[AIM] Go through the material and write it all out exactly, minus the pictures.
↓
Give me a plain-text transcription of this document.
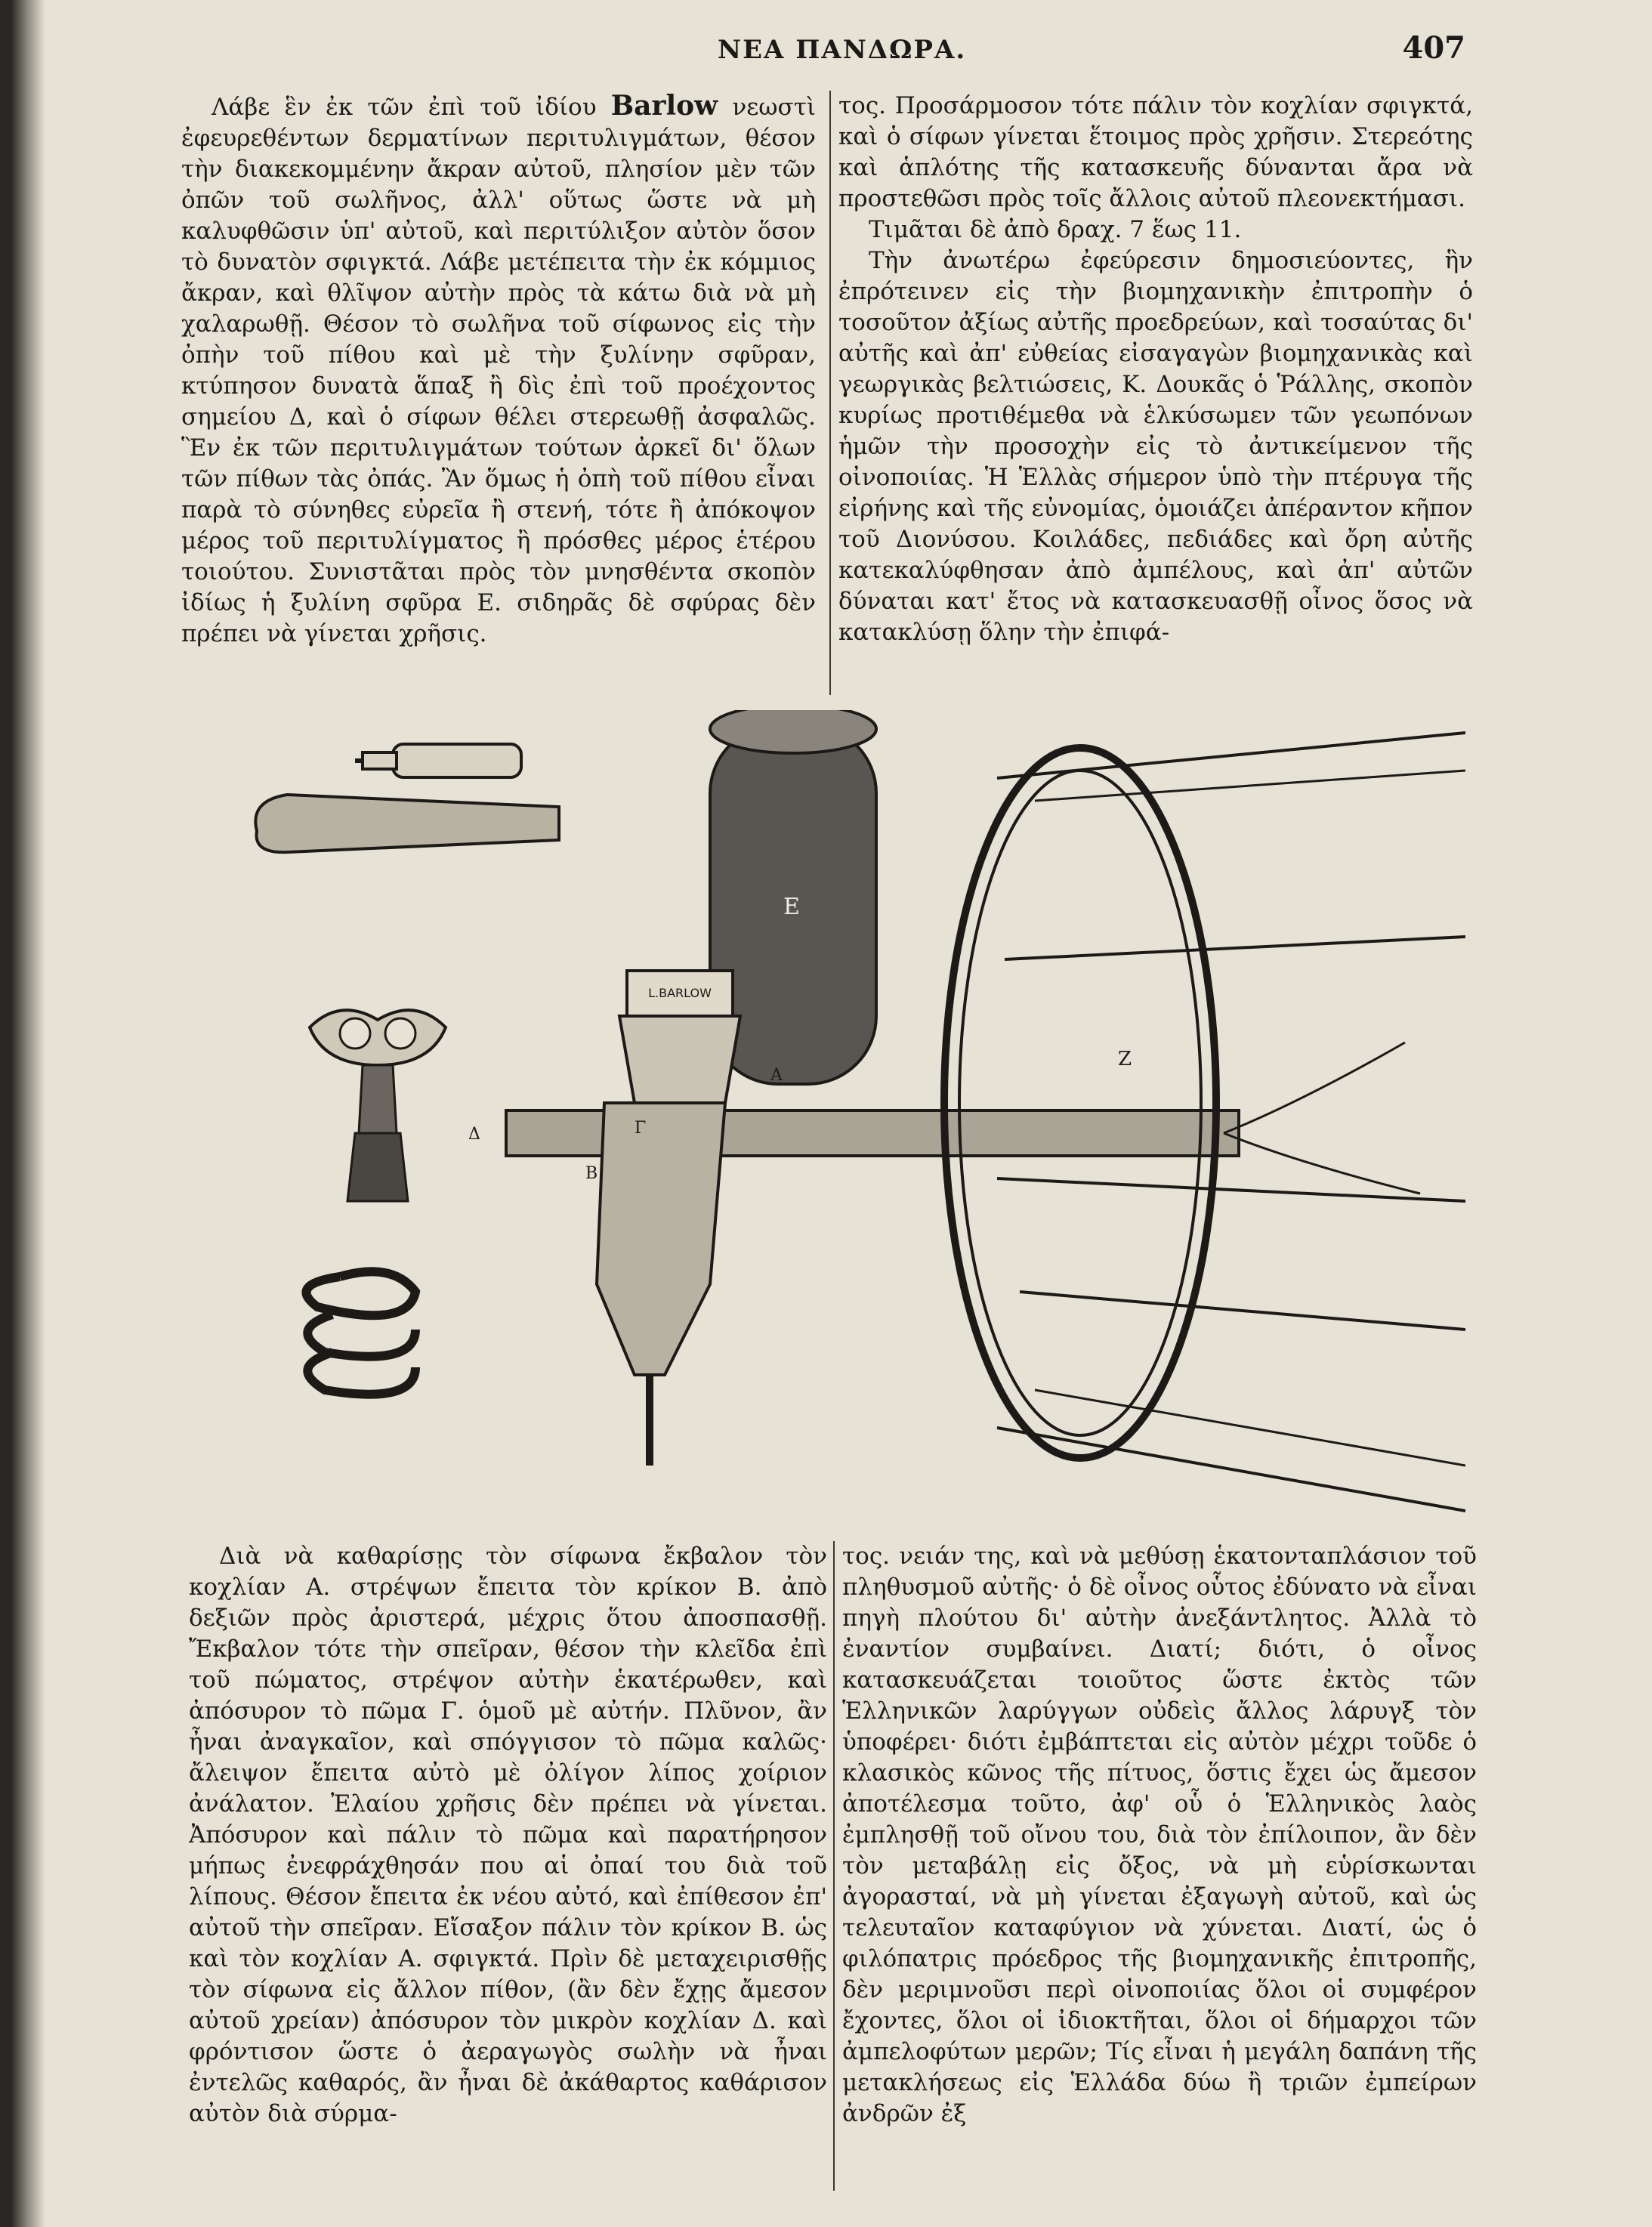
ΝΕΑ ΠΑΝΔΩΡΑ.	407

Λάβε ἓν ἐκ τῶν ἐπὶ τοῦ ἰδίου Barlow νεωστὶ ἐφευρεθέντων δερματίνων περιτυλιγμάτων, θέσον τὴν διακεκομμένην ἄκραν αὐτοῦ, πλησίον μὲν τῶν ὀπῶν τοῦ σωλῆνος, ἀλλ' οὕτως ὥστε νὰ μὴ καλυφθῶσιν ὑπ' αὐτοῦ, καὶ περιτύλιξον αὐτὸν ὅσον τὸ δυνατὸν σφιγκτά. Λάβε μετέπειτα τὴν ἐκ κόμμιος ἄκραν, καὶ θλῖψον αὐτὴν πρὸς τὰ κάτω διὰ νὰ μὴ χαλαρωθῇ. Θέσον τὸ σωλῆνα τοῦ σίφωνος εἰς τὴν ὀπὴν τοῦ πίθου καὶ μὲ τὴν ξυλίνην σφῦραν, κτύπησον δυνατὰ ἅπαξ ἢ δὶς ἐπὶ τοῦ προέχοντος σημείου Δ, καὶ ὁ σίφων θέλει στερεωθῇ ἀσφαλῶς. Ἓν ἐκ τῶν περιτυλιγμάτων τούτων ἀρκεῖ δι' ὅλων τῶν πίθων τὰς ὀπάς. Ἂν ὅμως ἡ ὀπὴ τοῦ πίθου εἶναι παρὰ τὸ σύνηθες εὐρεῖα ἢ στενή, τότε ἢ ἀπόκοψον μέρος τοῦ περιτυλίγματος ἢ πρόσθες μέρος ἑτέρου τοιούτου. Συνιστᾶται πρὸς τὸν μνησθέντα σκοπὸν ἰδίως ἡ ξυλίνη σφῦρα Ε. σιδηρᾶς δὲ σφύρας δὲν πρέπει νὰ γίνεται χρῆσις.

τος. Προσάρμοσον τότε πάλιν τὸν κοχλίαν σφιγκτά, καὶ ὁ σίφων γίνεται ἕτοιμος πρὸς χρῆσιν. Στερεότης καὶ ἁπλότης τῆς κατασκευῆς δύνανται ἄρα νὰ προστεθῶσι πρὸς τοῖς ἄλλοις αὐτοῦ πλεονεκτήμασι.

Τιμᾶται δὲ ἀπὸ δραχ. 7 ἕως 11.

Τὴν ἀνωτέρω ἐφεύρεσιν δημοσιεύοντες, ἣν ἐπρότεινεν εἰς τὴν βιομηχανικὴν ἐπιτροπὴν ὁ τοσοῦτον ἀξίως αὐτῆς προεδρεύων, καὶ τοσαύτας δι' αὐτῆς καὶ ἀπ' εὐθείας εἰσαγαγὼν βιομηχανικὰς καὶ γεωργικὰς βελτιώσεις, Κ. Δουκᾶς ὁ Ῥάλλης, σκοπὸν κυρίως προτιθέμεθα νὰ ἑλκύσωμεν τῶν γεωπόνων ἡμῶν τὴν προσοχὴν εἰς τὸ ἀντικείμενον τῆς οἰνοποιίας. Ἡ Ἑλλὰς σήμερον ὑπὸ τὴν πτέρυγα τῆς εἰρήνης καὶ τῆς εὐνομίας, ὁμοιάζει ἀπέραντον κῆπον τοῦ Διονύσου. Κοιλάδες, πεδιάδες καὶ ὄρη αὐτῆς κατεκαλύφθησαν ἀπὸ ἀμπέλους, καὶ ἀπ' αὐτῶν δύναται κατ' ἔτος νὰ κατασκευασθῇ οἶνος ὅσος νὰ κατακλύσῃ ὅλην τὴν ἐπιφά-

Ε
L.BARLOW
A
Γ
Δ
B
Z

Διὰ νὰ καθαρίσῃς τὸν σίφωνα ἔκβαλον τὸν κοχλίαν Α. στρέψων ἔπειτα τὸν κρίκον Β. ἀπὸ δεξιῶν πρὸς ἀριστερά, μέχρις ὅτου ἀποσπασθῇ. Ἔκβαλον τότε τὴν σπεῖραν, θέσον τὴν κλεῖδα ἐπὶ τοῦ πώματος, στρέψον αὐτὴν ἑκατέρωθεν, καὶ ἀπόσυρον τὸ πῶμα Γ. ὁμοῦ μὲ αὐτήν. Πλῦνον, ἂν ἦναι ἀναγκαῖον, καὶ σπόγγισον τὸ πῶμα καλῶς· ἄλειψον ἔπειτα αὐτὸ μὲ ὀλίγον λίπος χοίριον ἀνάλατον. Ἐλαίου χρῆσις δὲν πρέπει νὰ γίνεται. Ἀπόσυρον καὶ πάλιν τὸ πῶμα καὶ παρατήρησον μήπως ἐνεφράχθησάν που αἱ ὀπαί του διὰ τοῦ λίπους. Θέσον ἔπειτα ἐκ νέου αὐτό, καὶ ἐπίθεσον ἐπ' αὐτοῦ τὴν σπεῖραν. Εἴσαξον πάλιν τὸν κρίκον Β. ὡς καὶ τὸν κοχλίαν Α. σφιγκτά. Πρὶν δὲ μεταχειρισθῇς τὸν σίφωνα εἰς ἄλλον πίθον, (ἂν δὲν ἔχῃς ἄμεσον αὐτοῦ χρείαν) ἀπόσυρον τὸν μικρὸν κοχλίαν Δ. καὶ φρόντισον ὥστε ὁ ἀεραγωγὸς σωλὴν νὰ ἦναι ἐντελῶς καθαρός, ἂν ἦναι δὲ ἀκάθαρτος καθάρισον αὐτὸν διὰ σύρμα-

τος. νειάν της, καὶ νὰ μεθύσῃ ἑκατονταπλάσιον τοῦ πληθυσμοῦ αὐτῆς· ὁ δὲ οἶνος οὗτος ἐδύνατο νὰ εἶναι πηγὴ πλούτου δι' αὐτὴν ἀνεξάντλητος. Ἀλλὰ τὸ ἐναντίον συμβαίνει. Διατί; διότι, ὁ οἶνος κατασκευάζεται τοιοῦτος ὥστε ἐκτὸς τῶν Ἑλληνικῶν λαρύγγων οὐδεὶς ἄλλος λάρυγξ τὸν ὑποφέρει· διότι ἐμβάπτεται εἰς αὐτὸν μέχρι τοῦδε ὁ κλασικὸς κῶνος τῆς πίτυος, ὅστις ἔχει ὡς ἄμεσον ἀποτέλεσμα τοῦτο, ἀφ' οὗ ὁ Ἑλληνικὸς λαὸς ἐμπλησθῇ τοῦ οἴνου του, διὰ τὸν ἐπίλοιπον, ἂν δὲν τὸν μεταβάλῃ εἰς ὄξος, νὰ μὴ εὑρίσκωνται ἀγορασταί, νὰ μὴ γίνεται ἐξαγωγὴ αὐτοῦ, καὶ ὡς τελευταῖον καταφύγιον νὰ χύνεται. Διατί, ὡς ὁ φιλόπατρις πρόεδρος τῆς βιομηχανικῆς ἐπιτροπῆς, δὲν μεριμνοῦσι περὶ οἰνοποιίας ὅλοι οἱ συμφέρον ἔχοντες, ὅλοι οἱ ἰδιοκτῆται, ὅλοι οἱ δήμαρχοι τῶν ἀμπελοφύτων μερῶν; Τίς εἶναι ἡ μεγάλη δαπάνη τῆς μετακλήσεως εἰς Ἑλλάδα δύω ἢ τριῶν ἐμπείρων ἀνδρῶν ἐξ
↑
[SOLUTION TO THIS EXERCISE]
Give me a plain-text transcription of this document.
ΝΕΑ ΠΑΝΔΩΡΑ.	407

Λάβε ἓν ἐκ τῶν ἐπὶ τοῦ ἰδίου Barlow νεωστὶ ἐφευρεθέντων δερματίνων περιτυλιγμάτων, θέσον τὴν διακεκομμένην ἄκραν αὐτοῦ, πλησίον μὲν τῶν ὀπῶν τοῦ σωλῆνος, ἀλλ' οὕτως ὥστε νὰ μὴ καλυφθῶσιν ὑπ' αὐτοῦ, καὶ περιτύλιξον αὐτὸν ὅσον τὸ δυνατὸν σφιγκτά. Λάβε μετέπειτα τὴν ἐκ κόμμιος ἄκραν, καὶ θλῖψον αὐτὴν πρὸς τὰ κάτω διὰ νὰ μὴ χαλαρωθῇ. Θέσον τὸ σωλῆνα τοῦ σίφωνος εἰς τὴν ὀπὴν τοῦ πίθου καὶ μὲ τὴν ξυλίνην σφῦραν, κτύπησον δυνατὰ ἅπαξ ἢ δὶς ἐπὶ τοῦ προέχοντος σημείου Δ, καὶ ὁ σίφων θέλει στερεωθῇ ἀσφαλῶς. Ἓν ἐκ τῶν περιτυλιγμάτων τούτων ἀρκεῖ δι' ὅλων τῶν πίθων τὰς ὀπάς. Ἂν ὅμως ἡ ὀπὴ τοῦ πίθου εἶναι παρὰ τὸ σύνηθες εὐρεῖα ἢ στενή, τότε ἢ ἀπόκοψον μέρος τοῦ περιτυλίγματος ἢ πρόσθες μέρος ἑτέρου τοιούτου. Συνιστᾶται πρὸς τὸν μνησθέντα σκοπὸν ἰδίως ἡ ξυλίνη σφῦρα Ε. σιδηρᾶς δὲ σφύρας δὲν πρέπει νὰ γίνεται χρῆσις.

τος. Προσάρμοσον τότε πάλιν τὸν κοχλίαν σφιγκτά, καὶ ὁ σίφων γίνεται ἕτοιμος πρὸς χρῆσιν. Στερεότης καὶ ἁπλότης τῆς κατασκευῆς δύνανται ἄρα νὰ προστεθῶσι πρὸς τοῖς ἄλλοις αὐτοῦ πλεονεκτήμασι.

Τιμᾶται δὲ ἀπὸ δραχ. 7 ἕως 11.

Τὴν ἀνωτέρω ἐφεύρεσιν δημοσιεύοντες, ἣν ἐπρότεινεν εἰς τὴν βιομηχανικὴν ἐπιτροπὴν ὁ τοσοῦτον ἀξίως αὐτῆς προεδρεύων, καὶ τοσαύτας δι' αὐτῆς καὶ ἀπ' εὐθείας εἰσαγαγὼν βιομηχανικὰς καὶ γεωργικὰς βελτιώσεις, Κ. Δουκᾶς ὁ Ῥάλλης, σκοπὸν κυρίως προτιθέμεθα νὰ ἑλκύσωμεν τῶν γεωπόνων ἡμῶν τὴν προσοχὴν εἰς τὸ ἀντικείμενον τῆς οἰνοποιίας. Ἡ Ἑλλὰς σήμερον ὑπὸ τὴν πτέρυγα τῆς εἰρήνης καὶ τῆς εὐνομίας, ὁμοιάζει ἀπέραντον κῆπον τοῦ Διονύσου. Κοιλάδες, πεδιάδες καὶ ὄρη αὐτῆς κατεκαλύφθησαν ἀπὸ ἀμπέλους, καὶ ἀπ' αὐτῶν δύναται κατ' ἔτος νὰ κατασκευασθῇ οἶνος ὅσος νὰ κατακλύσῃ ὅλην τὴν ἐπιφά-

Ε
L.BARLOW
A
Γ
Δ
B
Z

Διὰ νὰ καθαρίσῃς τὸν σίφωνα ἔκβαλον τὸν κοχλίαν Α. στρέψων ἔπειτα τὸν κρίκον Β. ἀπὸ δεξιῶν πρὸς ἀριστερά, μέχρις ὅτου ἀποσπασθῇ. Ἔκβαλον τότε τὴν σπεῖραν, θέσον τὴν κλεῖδα ἐπὶ τοῦ πώματος, στρέψον αὐτὴν ἑκατέρωθεν, καὶ ἀπόσυρον τὸ πῶμα Γ. ὁμοῦ μὲ αὐτήν. Πλῦνον, ἂν ἦναι ἀναγκαῖον, καὶ σπόγγισον τὸ πῶμα καλῶς· ἄλειψον ἔπειτα αὐτὸ μὲ ὀλίγον λίπος χοίριον ἀνάλατον. Ἐλαίου χρῆσις δὲν πρέπει νὰ γίνεται. Ἀπόσυρον καὶ πάλιν τὸ πῶμα καὶ παρατήρησον μήπως ἐνεφράχθησάν που αἱ ὀπαί του διὰ τοῦ λίπους. Θέσον ἔπειτα ἐκ νέου αὐτό, καὶ ἐπίθεσον ἐπ' αὐτοῦ τὴν σπεῖραν. Εἴσαξον πάλιν τὸν κρίκον Β. ὡς καὶ τὸν κοχλίαν Α. σφιγκτά. Πρὶν δὲ μεταχειρισθῇς τὸν σίφωνα εἰς ἄλλον πίθον, (ἂν δὲν ἔχῃς ἄμεσον αὐτοῦ χρείαν) ἀπόσυρον τὸν μικρὸν κοχλίαν Δ. καὶ φρόντισον ὥστε ὁ ἀεραγωγὸς σωλὴν νὰ ἦναι ἐντελῶς καθαρός, ἂν ἦναι δὲ ἀκάθαρτος καθάρισον αὐτὸν διὰ σύρμα-

τος. νειάν της, καὶ νὰ μεθύσῃ ἑκατονταπλάσιον τοῦ πληθυσμοῦ αὐτῆς· ὁ δὲ οἶνος οὗτος ἐδύνατο νὰ εἶναι πηγὴ πλούτου δι' αὐτὴν ἀνεξάντλητος. Ἀλλὰ τὸ ἐναντίον συμβαίνει. Διατί; διότι, ὁ οἶνος κατασκευάζεται τοιοῦτος ὥστε ἐκτὸς τῶν Ἑλληνικῶν λαρύγγων οὐδεὶς ἄλλος λάρυγξ τὸν ὑποφέρει· διότι ἐμβάπτεται εἰς αὐτὸν μέχρι τοῦδε ὁ κλασικὸς κῶνος τῆς πίτυος, ὅστις ἔχει ὡς ἄμεσον ἀποτέλεσμα τοῦτο, ἀφ' οὗ ὁ Ἑλληνικὸς λαὸς ἐμπλησθῇ τοῦ οἴνου του, διὰ τὸν ἐπίλοιπον, ἂν δὲν τὸν μεταβάλῃ εἰς ὄξος, νὰ μὴ εὑρίσκωνται ἀγορασταί, νὰ μὴ γίνεται ἐξαγωγὴ αὐτοῦ, καὶ ὡς τελευταῖον καταφύγιον νὰ χύνεται. Διατί, ὡς ὁ φιλόπατρις πρόεδρος τῆς βιομηχανικῆς ἐπιτροπῆς, δὲν μεριμνοῦσι περὶ οἰνοποιίας ὅλοι οἱ συμφέρον ἔχοντες, ὅλοι οἱ ἰδιοκτῆται, ὅλοι οἱ δήμαρχοι τῶν ἀμπελοφύτων μερῶν; Τίς εἶναι ἡ μεγάλη δαπάνη τῆς μετακλήσεως εἰς Ἑλλάδα δύω ἢ τριῶν ἐμπείρων ἀνδρῶν ἐξ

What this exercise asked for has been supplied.